What you need to do
All the records that follow need to be reproduced exactly. Omit the images.

Source records

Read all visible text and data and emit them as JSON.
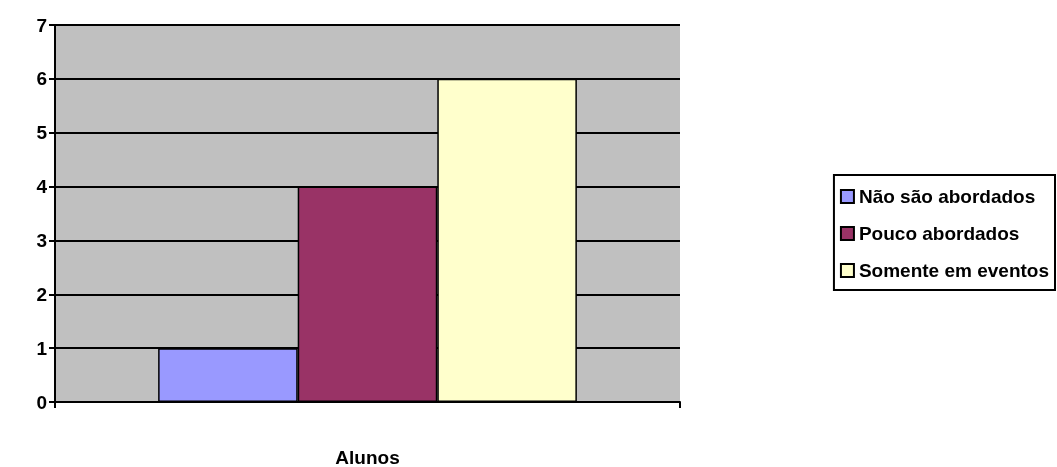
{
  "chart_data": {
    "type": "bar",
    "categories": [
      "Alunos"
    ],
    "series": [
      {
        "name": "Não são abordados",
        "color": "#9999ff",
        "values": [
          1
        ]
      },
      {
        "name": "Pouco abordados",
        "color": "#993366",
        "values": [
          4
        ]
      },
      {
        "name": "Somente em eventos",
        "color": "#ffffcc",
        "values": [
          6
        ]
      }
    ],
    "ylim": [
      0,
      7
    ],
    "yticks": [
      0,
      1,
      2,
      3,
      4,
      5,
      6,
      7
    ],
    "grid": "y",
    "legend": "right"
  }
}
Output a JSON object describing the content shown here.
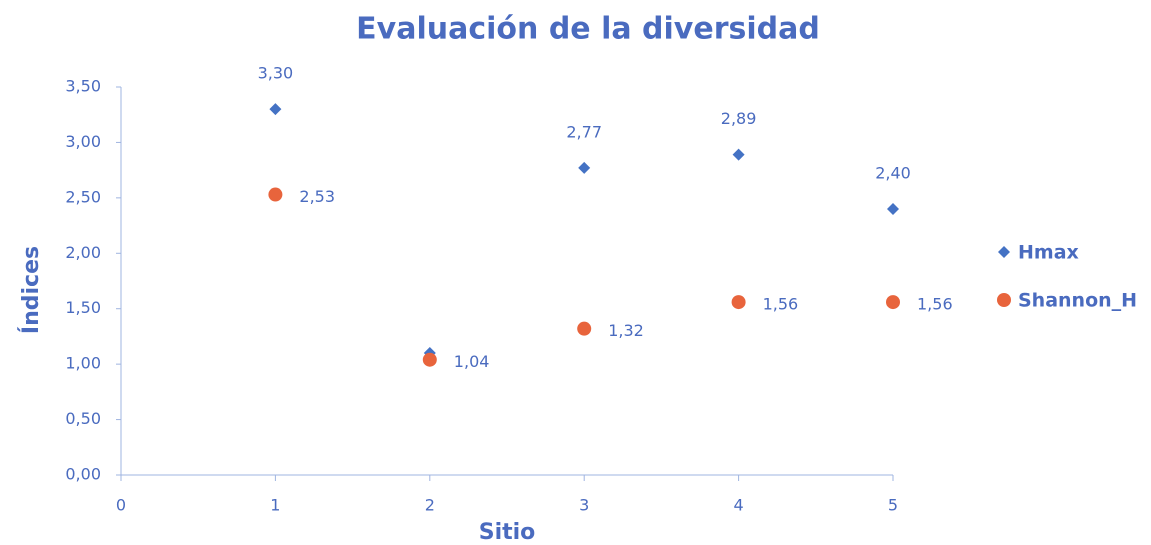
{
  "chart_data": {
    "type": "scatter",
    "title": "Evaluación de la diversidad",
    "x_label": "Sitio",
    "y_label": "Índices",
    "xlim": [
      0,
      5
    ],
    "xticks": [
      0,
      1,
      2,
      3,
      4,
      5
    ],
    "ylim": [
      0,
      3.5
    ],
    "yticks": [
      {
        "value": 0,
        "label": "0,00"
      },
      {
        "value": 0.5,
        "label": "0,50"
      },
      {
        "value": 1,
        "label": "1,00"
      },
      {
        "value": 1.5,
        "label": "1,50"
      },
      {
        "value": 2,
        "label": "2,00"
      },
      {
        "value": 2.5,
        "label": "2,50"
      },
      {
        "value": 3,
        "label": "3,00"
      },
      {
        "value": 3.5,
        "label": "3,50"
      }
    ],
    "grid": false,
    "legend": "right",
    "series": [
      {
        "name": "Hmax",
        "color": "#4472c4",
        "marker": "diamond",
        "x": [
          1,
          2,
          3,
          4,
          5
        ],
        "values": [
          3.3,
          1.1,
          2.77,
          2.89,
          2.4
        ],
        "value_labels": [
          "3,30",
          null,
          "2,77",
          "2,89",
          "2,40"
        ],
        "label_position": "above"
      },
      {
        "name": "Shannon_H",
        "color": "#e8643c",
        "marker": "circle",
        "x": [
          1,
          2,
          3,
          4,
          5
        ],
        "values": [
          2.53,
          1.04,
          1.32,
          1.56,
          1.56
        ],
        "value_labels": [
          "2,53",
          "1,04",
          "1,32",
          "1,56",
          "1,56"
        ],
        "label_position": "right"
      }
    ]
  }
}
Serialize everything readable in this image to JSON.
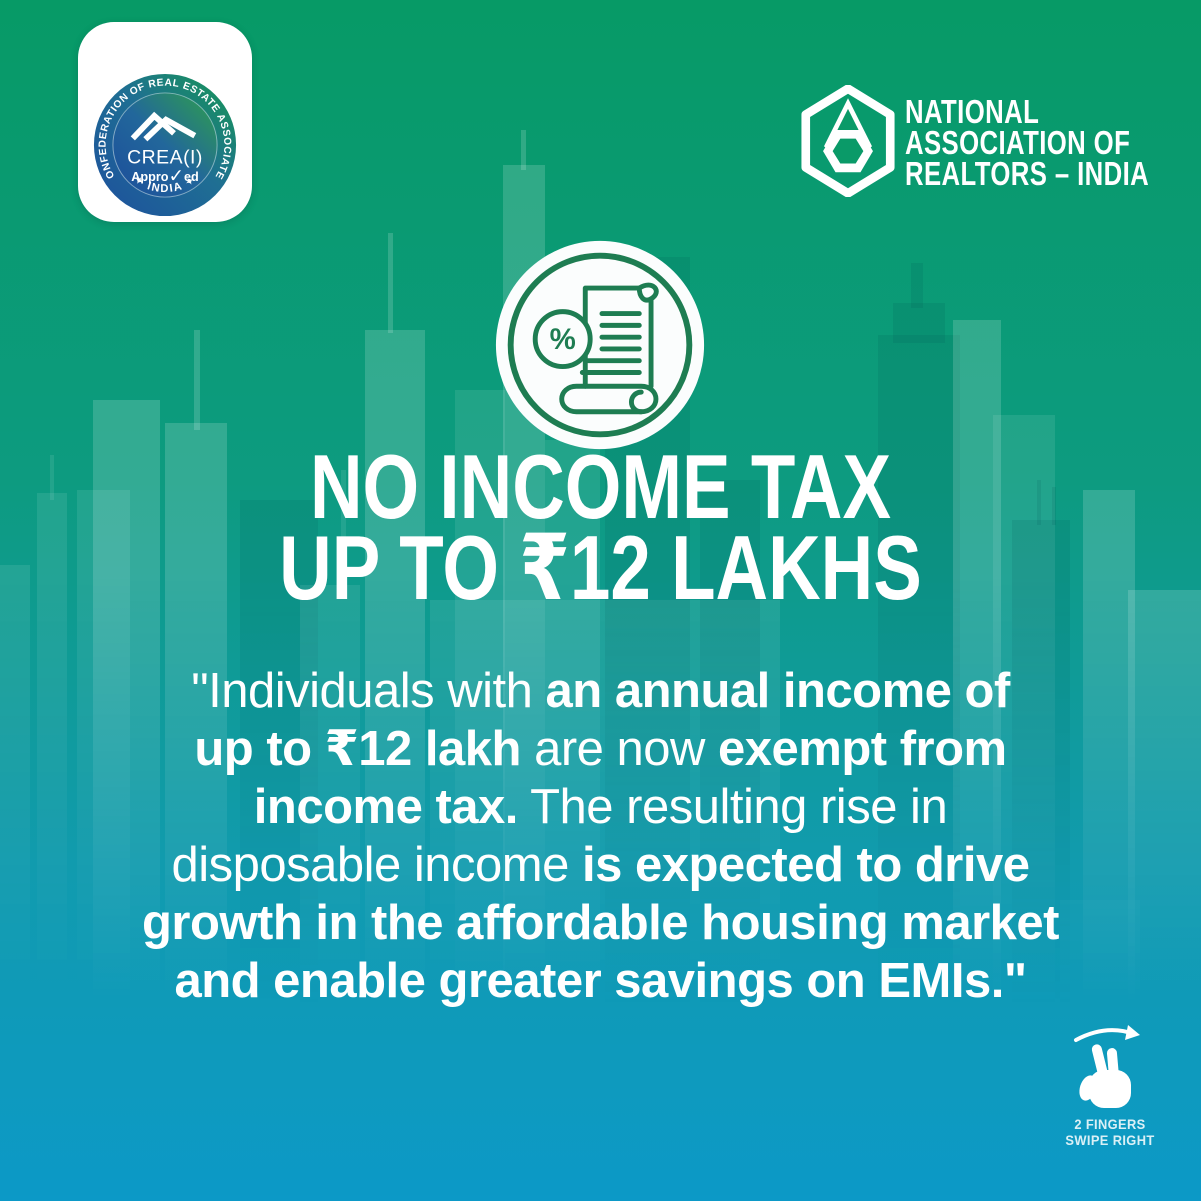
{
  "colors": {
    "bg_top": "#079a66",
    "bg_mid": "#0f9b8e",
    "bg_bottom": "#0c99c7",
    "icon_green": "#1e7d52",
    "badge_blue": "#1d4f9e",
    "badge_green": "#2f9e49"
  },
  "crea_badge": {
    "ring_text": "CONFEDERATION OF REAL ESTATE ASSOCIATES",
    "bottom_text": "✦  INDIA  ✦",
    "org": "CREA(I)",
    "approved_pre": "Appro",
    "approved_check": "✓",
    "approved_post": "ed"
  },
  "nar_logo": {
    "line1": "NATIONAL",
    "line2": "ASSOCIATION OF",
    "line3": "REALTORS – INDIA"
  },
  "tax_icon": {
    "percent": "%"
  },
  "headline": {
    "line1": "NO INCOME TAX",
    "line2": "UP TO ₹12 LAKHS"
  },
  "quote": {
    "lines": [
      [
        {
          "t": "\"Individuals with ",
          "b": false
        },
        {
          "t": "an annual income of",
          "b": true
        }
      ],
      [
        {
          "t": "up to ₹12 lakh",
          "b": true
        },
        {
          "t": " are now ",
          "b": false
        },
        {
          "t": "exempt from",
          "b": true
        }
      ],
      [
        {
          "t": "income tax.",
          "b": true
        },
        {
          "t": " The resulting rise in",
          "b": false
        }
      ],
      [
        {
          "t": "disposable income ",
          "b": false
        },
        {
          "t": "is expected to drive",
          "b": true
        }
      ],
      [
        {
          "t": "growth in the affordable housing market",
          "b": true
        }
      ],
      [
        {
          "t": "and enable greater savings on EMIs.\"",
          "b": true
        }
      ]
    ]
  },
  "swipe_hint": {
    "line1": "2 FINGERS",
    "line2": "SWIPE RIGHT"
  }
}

Result for this task
Read all visible text and data and emit them as JSON.
{
  "chart_data": {
    "type": "bar",
    "categories": [
      "Alunos"
    ],
    "series": [
      {
        "name": "Não são abordados",
        "color": "#9999ff",
        "values": [
          1
        ]
      },
      {
        "name": "Pouco abordados",
        "color": "#993366",
        "values": [
          4
        ]
      },
      {
        "name": "Somente em eventos",
        "color": "#ffffcc",
        "values": [
          6
        ]
      }
    ],
    "ylim": [
      0,
      7
    ],
    "yticks": [
      0,
      1,
      2,
      3,
      4,
      5,
      6,
      7
    ],
    "grid": "y",
    "legend": "right"
  }
}
Output a JSON object describing the content shown here.
{
  "chart_data": {
    "type": "scatter",
    "title": "Evaluación de la diversidad",
    "x_label": "Sitio",
    "y_label": "Índices",
    "xlim": [
      0,
      5
    ],
    "xticks": [
      0,
      1,
      2,
      3,
      4,
      5
    ],
    "ylim": [
      0,
      3.5
    ],
    "yticks": [
      {
        "value": 0,
        "label": "0,00"
      },
      {
        "value": 0.5,
        "label": "0,50"
      },
      {
        "value": 1,
        "label": "1,00"
      },
      {
        "value": 1.5,
        "label": "1,50"
      },
      {
        "value": 2,
        "label": "2,00"
      },
      {
        "value": 2.5,
        "label": "2,50"
      },
      {
        "value": 3,
        "label": "3,00"
      },
      {
        "value": 3.5,
        "label": "3,50"
      }
    ],
    "grid": false,
    "legend": "right",
    "series": [
      {
        "name": "Hmax",
        "color": "#4472c4",
        "marker": "diamond",
        "x": [
          1,
          2,
          3,
          4,
          5
        ],
        "values": [
          3.3,
          1.1,
          2.77,
          2.89,
          2.4
        ],
        "value_labels": [
          "3,30",
          null,
          "2,77",
          "2,89",
          "2,40"
        ],
        "label_position": "above"
      },
      {
        "name": "Shannon_H",
        "color": "#e8643c",
        "marker": "circle",
        "x": [
          1,
          2,
          3,
          4,
          5
        ],
        "values": [
          2.53,
          1.04,
          1.32,
          1.56,
          1.56
        ],
        "value_labels": [
          "2,53",
          "1,04",
          "1,32",
          "1,56",
          "1,56"
        ],
        "label_position": "right"
      }
    ]
  }
}
Serialize everything readable in this image to JSON.
{
  "colors": {
    "bg_top": "#079a66",
    "bg_mid": "#0f9b8e",
    "bg_bottom": "#0c99c7",
    "icon_green": "#1e7d52",
    "badge_blue": "#1d4f9e",
    "badge_green": "#2f9e49"
  },
  "crea_badge": {
    "ring_text": "CONFEDERATION OF REAL ESTATE ASSOCIATES",
    "bottom_text": "✦  INDIA  ✦",
    "org": "CREA(I)",
    "approved_pre": "Appro",
    "approved_check": "✓",
    "approved_post": "ed"
  },
  "nar_logo": {
    "line1": "NATIONAL",
    "line2": "ASSOCIATION OF",
    "line3": "REALTORS – INDIA"
  },
  "tax_icon": {
    "percent": "%"
  },
  "headline": {
    "line1": "NO INCOME TAX",
    "line2": "UP TO ₹12 LAKHS"
  },
  "quote": {
    "lines": [
      [
        {
          "t": "\"Individuals with ",
          "b": false
        },
        {
          "t": "an annual income of",
          "b": true
        }
      ],
      [
        {
          "t": "up to ₹12 lakh",
          "b": true
        },
        {
          "t": " are now ",
          "b": false
        },
        {
          "t": "exempt from",
          "b": true
        }
      ],
      [
        {
          "t": "income tax.",
          "b": true
        },
        {
          "t": " The resulting rise in",
          "b": false
        }
      ],
      [
        {
          "t": "disposable income ",
          "b": false
        },
        {
          "t": "is expected to drive",
          "b": true
        }
      ],
      [
        {
          "t": "growth in the affordable housing market",
          "b": true
        }
      ],
      [
        {
          "t": "and enable greater savings on EMIs.\"",
          "b": true
        }
      ]
    ]
  },
  "swipe_hint": {
    "line1": "2 FINGERS",
    "line2": "SWIPE RIGHT"
  }
}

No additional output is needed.